Problem description: Reproduce each of the following items verbatim, line for line.

Records:
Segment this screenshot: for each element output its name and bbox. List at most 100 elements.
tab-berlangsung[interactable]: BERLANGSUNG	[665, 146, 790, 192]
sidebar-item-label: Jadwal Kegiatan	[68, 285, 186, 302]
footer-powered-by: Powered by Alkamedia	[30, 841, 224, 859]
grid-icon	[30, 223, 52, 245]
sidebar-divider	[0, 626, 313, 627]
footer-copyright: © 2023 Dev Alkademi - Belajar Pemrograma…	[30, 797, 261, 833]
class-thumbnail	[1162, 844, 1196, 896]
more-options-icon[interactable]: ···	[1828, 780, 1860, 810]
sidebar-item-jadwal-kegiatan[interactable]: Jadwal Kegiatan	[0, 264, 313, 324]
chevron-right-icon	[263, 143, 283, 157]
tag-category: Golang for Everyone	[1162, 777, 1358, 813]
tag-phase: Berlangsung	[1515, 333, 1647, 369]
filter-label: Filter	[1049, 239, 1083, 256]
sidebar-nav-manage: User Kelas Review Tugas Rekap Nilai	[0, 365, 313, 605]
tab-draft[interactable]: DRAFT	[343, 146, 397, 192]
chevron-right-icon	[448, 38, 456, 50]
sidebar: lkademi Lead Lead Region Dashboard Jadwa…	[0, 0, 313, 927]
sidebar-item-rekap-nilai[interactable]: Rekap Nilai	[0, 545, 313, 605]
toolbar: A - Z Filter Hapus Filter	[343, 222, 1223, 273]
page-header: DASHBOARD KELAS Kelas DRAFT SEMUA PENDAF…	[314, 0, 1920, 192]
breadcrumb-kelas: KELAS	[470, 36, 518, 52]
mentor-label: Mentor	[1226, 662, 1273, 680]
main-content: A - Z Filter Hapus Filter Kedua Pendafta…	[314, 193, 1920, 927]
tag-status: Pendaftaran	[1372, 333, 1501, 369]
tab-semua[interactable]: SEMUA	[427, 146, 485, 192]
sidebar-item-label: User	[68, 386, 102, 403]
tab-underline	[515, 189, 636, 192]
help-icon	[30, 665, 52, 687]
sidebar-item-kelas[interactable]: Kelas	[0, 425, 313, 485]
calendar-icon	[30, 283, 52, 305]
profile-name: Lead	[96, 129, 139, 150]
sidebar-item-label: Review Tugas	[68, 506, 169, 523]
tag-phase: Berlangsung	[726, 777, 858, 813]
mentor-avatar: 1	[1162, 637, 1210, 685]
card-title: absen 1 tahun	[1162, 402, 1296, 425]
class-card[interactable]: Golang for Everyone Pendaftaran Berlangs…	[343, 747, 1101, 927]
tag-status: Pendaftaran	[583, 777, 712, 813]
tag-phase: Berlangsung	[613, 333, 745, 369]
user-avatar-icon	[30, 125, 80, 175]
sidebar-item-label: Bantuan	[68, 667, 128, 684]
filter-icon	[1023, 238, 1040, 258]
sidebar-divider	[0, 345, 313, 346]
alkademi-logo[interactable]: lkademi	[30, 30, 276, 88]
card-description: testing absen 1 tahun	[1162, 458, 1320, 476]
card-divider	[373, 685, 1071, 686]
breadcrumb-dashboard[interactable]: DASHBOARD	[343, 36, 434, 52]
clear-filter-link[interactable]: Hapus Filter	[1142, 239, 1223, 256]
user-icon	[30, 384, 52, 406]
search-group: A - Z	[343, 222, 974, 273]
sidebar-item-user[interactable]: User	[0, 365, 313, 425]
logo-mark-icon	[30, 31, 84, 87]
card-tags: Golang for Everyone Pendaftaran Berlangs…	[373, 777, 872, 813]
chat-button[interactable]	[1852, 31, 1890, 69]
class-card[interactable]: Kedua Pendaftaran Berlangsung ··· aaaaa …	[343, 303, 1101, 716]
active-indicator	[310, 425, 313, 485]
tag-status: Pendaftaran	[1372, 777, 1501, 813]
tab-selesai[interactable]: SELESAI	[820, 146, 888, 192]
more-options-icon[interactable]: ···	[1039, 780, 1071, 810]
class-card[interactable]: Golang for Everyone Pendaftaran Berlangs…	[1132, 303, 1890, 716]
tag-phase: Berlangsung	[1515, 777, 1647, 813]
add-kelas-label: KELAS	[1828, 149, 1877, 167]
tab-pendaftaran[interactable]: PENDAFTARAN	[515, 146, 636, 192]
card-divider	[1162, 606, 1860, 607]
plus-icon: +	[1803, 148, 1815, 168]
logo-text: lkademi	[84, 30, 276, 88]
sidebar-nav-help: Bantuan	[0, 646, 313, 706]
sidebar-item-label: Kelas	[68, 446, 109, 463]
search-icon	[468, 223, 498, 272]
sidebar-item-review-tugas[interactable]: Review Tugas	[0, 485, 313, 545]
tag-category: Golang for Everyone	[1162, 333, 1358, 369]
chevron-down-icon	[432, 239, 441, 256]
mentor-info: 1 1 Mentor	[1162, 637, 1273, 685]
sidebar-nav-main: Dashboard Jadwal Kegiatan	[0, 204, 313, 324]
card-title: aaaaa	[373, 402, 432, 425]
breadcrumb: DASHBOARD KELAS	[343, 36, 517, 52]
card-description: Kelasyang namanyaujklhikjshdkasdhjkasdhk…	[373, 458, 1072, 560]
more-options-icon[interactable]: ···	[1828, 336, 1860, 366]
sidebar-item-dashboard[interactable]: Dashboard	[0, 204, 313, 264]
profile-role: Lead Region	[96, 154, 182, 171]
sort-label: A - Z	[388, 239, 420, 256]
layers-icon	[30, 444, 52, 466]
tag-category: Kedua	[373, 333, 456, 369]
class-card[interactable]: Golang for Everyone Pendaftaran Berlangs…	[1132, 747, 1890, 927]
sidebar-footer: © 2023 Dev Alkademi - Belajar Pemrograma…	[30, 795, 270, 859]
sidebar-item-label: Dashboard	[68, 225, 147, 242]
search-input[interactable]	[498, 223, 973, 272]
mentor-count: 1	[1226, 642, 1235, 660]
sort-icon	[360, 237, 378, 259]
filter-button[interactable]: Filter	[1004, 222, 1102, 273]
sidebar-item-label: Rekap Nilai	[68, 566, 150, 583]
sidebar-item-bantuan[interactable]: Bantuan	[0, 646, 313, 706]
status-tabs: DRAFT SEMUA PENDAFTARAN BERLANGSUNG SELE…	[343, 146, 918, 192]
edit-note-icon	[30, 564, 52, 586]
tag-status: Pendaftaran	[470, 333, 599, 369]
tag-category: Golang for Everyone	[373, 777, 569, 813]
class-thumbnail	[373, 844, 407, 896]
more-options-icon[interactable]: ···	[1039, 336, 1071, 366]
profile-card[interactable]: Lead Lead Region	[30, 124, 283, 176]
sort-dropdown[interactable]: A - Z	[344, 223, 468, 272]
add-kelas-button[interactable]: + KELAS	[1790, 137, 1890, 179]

Task answer:
Segment this screenshot: for each element output its name and bbox. List at most 100 elements.
tab-berlangsung[interactable]: BERLANGSUNG	[665, 146, 790, 192]
sidebar-item-label: Jadwal Kegiatan	[68, 285, 186, 302]
footer-powered-by: Powered by Alkamedia	[30, 841, 224, 859]
grid-icon	[30, 223, 52, 245]
sidebar-divider	[0, 626, 313, 627]
footer-copyright: © 2023 Dev Alkademi - Belajar Pemrograma…	[30, 797, 261, 833]
class-thumbnail	[1162, 844, 1196, 896]
more-options-icon[interactable]: ···	[1828, 780, 1860, 810]
sidebar-item-jadwal-kegiatan[interactable]: Jadwal Kegiatan	[0, 264, 313, 324]
chevron-right-icon	[263, 143, 283, 157]
tag-category: Golang for Everyone	[1162, 777, 1358, 813]
tag-phase: Berlangsung	[1515, 333, 1647, 369]
filter-label: Filter	[1049, 239, 1083, 256]
sidebar-nav-manage: User Kelas Review Tugas Rekap Nilai	[0, 365, 313, 605]
tab-draft[interactable]: DRAFT	[343, 146, 397, 192]
chevron-right-icon	[448, 38, 456, 50]
sidebar: lkademi Lead Lead Region Dashboard Jadwa…	[0, 0, 313, 927]
sidebar-item-rekap-nilai[interactable]: Rekap Nilai	[0, 545, 313, 605]
toolbar: A - Z Filter Hapus Filter	[343, 222, 1223, 273]
page-header: DASHBOARD KELAS Kelas DRAFT SEMUA PENDAF…	[314, 0, 1920, 192]
breadcrumb-kelas: KELAS	[470, 36, 518, 52]
mentor-label: Mentor	[1226, 662, 1273, 680]
main-content: A - Z Filter Hapus Filter Kedua Pendafta…	[314, 193, 1920, 927]
tag-status: Pendaftaran	[1372, 333, 1501, 369]
tab-semua[interactable]: SEMUA	[427, 146, 485, 192]
sidebar-item-label: User	[68, 386, 102, 403]
tab-underline	[515, 189, 636, 192]
help-icon	[30, 665, 52, 687]
sidebar-item-kelas[interactable]: Kelas	[0, 425, 313, 485]
calendar-icon	[30, 283, 52, 305]
profile-name: Lead	[96, 129, 139, 150]
sidebar-item-label: Review Tugas	[68, 506, 169, 523]
tag-phase: Berlangsung	[726, 777, 858, 813]
mentor-avatar: 1	[1162, 637, 1210, 685]
card-title: absen 1 tahun	[1162, 402, 1296, 425]
class-card[interactable]: Golang for Everyone Pendaftaran Berlangs…	[343, 747, 1101, 927]
tag-status: Pendaftaran	[583, 777, 712, 813]
tag-phase: Berlangsung	[613, 333, 745, 369]
user-avatar-icon	[30, 125, 80, 175]
sidebar-item-label: Bantuan	[68, 667, 128, 684]
filter-icon	[1023, 238, 1040, 258]
sidebar-divider	[0, 345, 313, 346]
alkademi-logo[interactable]: lkademi	[30, 30, 276, 88]
card-description: testing absen 1 tahun	[1162, 458, 1320, 476]
card-divider	[373, 685, 1071, 686]
breadcrumb-dashboard[interactable]: DASHBOARD	[343, 36, 434, 52]
clear-filter-link[interactable]: Hapus Filter	[1142, 239, 1223, 256]
user-icon	[30, 384, 52, 406]
search-group: A - Z	[343, 222, 974, 273]
sidebar-item-user[interactable]: User	[0, 365, 313, 425]
logo-mark-icon	[30, 31, 84, 87]
card-tags: Golang for Everyone Pendaftaran Berlangs…	[373, 777, 872, 813]
chat-button[interactable]	[1852, 31, 1890, 69]
class-card[interactable]: Kedua Pendaftaran Berlangsung ··· aaaaa …	[343, 303, 1101, 716]
active-indicator	[310, 425, 313, 485]
tag-status: Pendaftaran	[1372, 777, 1501, 813]
tab-selesai[interactable]: SELESAI	[820, 146, 888, 192]
more-options-icon[interactable]: ···	[1039, 780, 1071, 810]
class-card[interactable]: Golang for Everyone Pendaftaran Berlangs…	[1132, 303, 1890, 716]
tag-phase: Berlangsung	[1515, 777, 1647, 813]
add-kelas-label: KELAS	[1828, 149, 1877, 167]
tab-pendaftaran[interactable]: PENDAFTARAN	[515, 146, 636, 192]
card-divider	[1162, 606, 1860, 607]
plus-icon: +	[1803, 148, 1815, 168]
logo-text: lkademi	[84, 30, 276, 88]
sidebar-nav-help: Bantuan	[0, 646, 313, 706]
sidebar-item-label: Kelas	[68, 446, 109, 463]
search-icon	[468, 223, 498, 272]
sidebar-item-review-tugas[interactable]: Review Tugas	[0, 485, 313, 545]
tag-category: Golang for Everyone	[1162, 333, 1358, 369]
chevron-down-icon	[432, 239, 441, 256]
mentor-info: 1 1 Mentor	[1162, 637, 1273, 685]
sidebar-nav-main: Dashboard Jadwal Kegiatan	[0, 204, 313, 324]
card-title: aaaaa	[373, 402, 432, 425]
breadcrumb: DASHBOARD KELAS	[343, 36, 517, 52]
card-description: Kelasyang namanyaujklhikjshdkasdhjkasdhk…	[373, 458, 1072, 560]
more-options-icon[interactable]: ···	[1828, 336, 1860, 366]
sidebar-item-dashboard[interactable]: Dashboard	[0, 204, 313, 264]
profile-role: Lead Region	[96, 154, 182, 171]
sort-label: A - Z	[388, 239, 420, 256]
layers-icon	[30, 444, 52, 466]
tag-category: Kedua	[373, 333, 456, 369]
class-card[interactable]: Golang for Everyone Pendaftaran Berlangs…	[1132, 747, 1890, 927]
sidebar-footer: © 2023 Dev Alkademi - Belajar Pemrograma…	[30, 795, 270, 859]
sidebar-item-label: Dashboard	[68, 225, 147, 242]
search-input[interactable]	[498, 223, 973, 272]
mentor-count: 1	[1226, 642, 1235, 660]
sort-icon	[360, 237, 378, 259]
filter-button[interactable]: Filter	[1004, 222, 1102, 273]
sidebar-item-label: Rekap Nilai	[68, 566, 150, 583]
sidebar-item-bantuan[interactable]: Bantuan	[0, 646, 313, 706]
status-tabs: DRAFT SEMUA PENDAFTARAN BERLANGSUNG SELE…	[343, 146, 918, 192]
edit-note-icon	[30, 564, 52, 586]
tag-status: Pendaftaran	[470, 333, 599, 369]
tag-category: Golang for Everyone	[373, 777, 569, 813]
class-thumbnail	[373, 844, 407, 896]
more-options-icon[interactable]: ···	[1039, 336, 1071, 366]
profile-card[interactable]: Lead Lead Region	[30, 124, 283, 176]
sort-dropdown[interactable]: A - Z	[344, 223, 468, 272]
add-kelas-button[interactable]: + KELAS	[1790, 137, 1890, 179]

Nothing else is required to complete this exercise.